- _Your instructions_
Print the entries in full, word for word, but not the pictures.

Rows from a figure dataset
## BEGIN
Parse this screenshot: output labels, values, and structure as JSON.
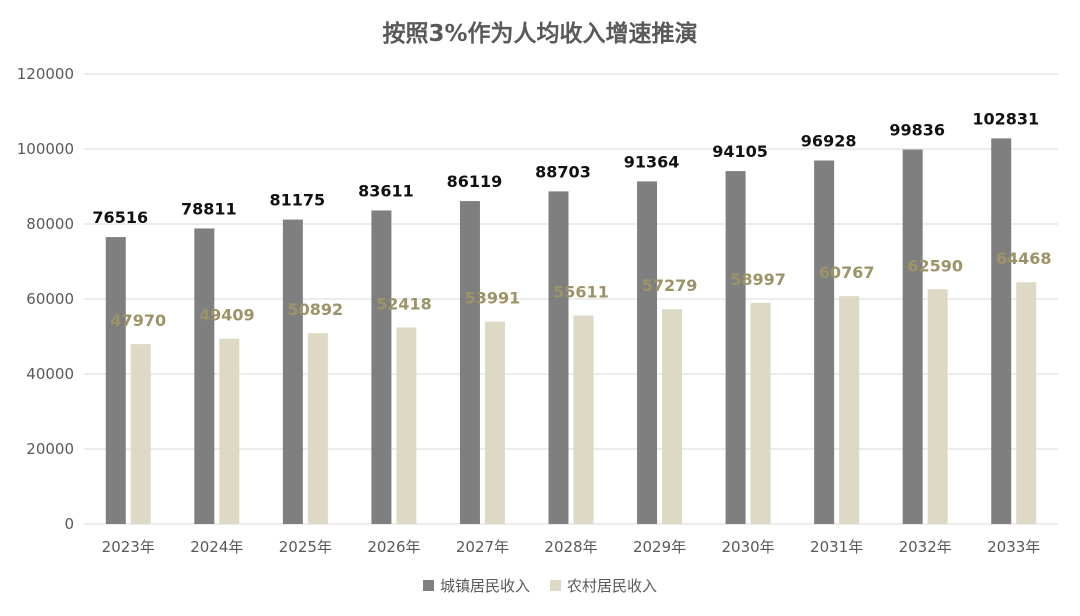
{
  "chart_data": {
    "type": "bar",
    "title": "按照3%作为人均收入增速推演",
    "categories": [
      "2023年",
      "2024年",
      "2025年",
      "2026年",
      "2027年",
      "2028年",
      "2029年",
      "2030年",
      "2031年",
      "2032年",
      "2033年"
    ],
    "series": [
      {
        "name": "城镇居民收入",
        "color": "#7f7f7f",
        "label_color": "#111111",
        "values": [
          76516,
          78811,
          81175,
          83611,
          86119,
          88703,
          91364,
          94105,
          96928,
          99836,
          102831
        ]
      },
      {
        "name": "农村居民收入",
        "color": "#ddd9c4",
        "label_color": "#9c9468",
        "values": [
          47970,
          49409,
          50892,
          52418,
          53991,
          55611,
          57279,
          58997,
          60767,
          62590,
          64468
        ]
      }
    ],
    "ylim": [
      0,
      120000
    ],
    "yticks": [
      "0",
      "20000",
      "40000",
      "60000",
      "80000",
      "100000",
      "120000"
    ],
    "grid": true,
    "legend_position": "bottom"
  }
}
## END
- _Exercise output_
Parse this screenshot: output labels, values, and structure as JSON.
{
  "chart_data": {
    "type": "bar",
    "title": "按照3%作为人均收入增速推演",
    "categories": [
      "2023年",
      "2024年",
      "2025年",
      "2026年",
      "2027年",
      "2028年",
      "2029年",
      "2030年",
      "2031年",
      "2032年",
      "2033年"
    ],
    "series": [
      {
        "name": "城镇居民收入",
        "color": "#7f7f7f",
        "label_color": "#111111",
        "values": [
          76516,
          78811,
          81175,
          83611,
          86119,
          88703,
          91364,
          94105,
          96928,
          99836,
          102831
        ]
      },
      {
        "name": "农村居民收入",
        "color": "#ddd9c4",
        "label_color": "#9c9468",
        "values": [
          47970,
          49409,
          50892,
          52418,
          53991,
          55611,
          57279,
          58997,
          60767,
          62590,
          64468
        ]
      }
    ],
    "ylim": [
      0,
      120000
    ],
    "yticks": [
      "0",
      "20000",
      "40000",
      "60000",
      "80000",
      "100000",
      "120000"
    ],
    "grid": true,
    "legend_position": "bottom"
  }
}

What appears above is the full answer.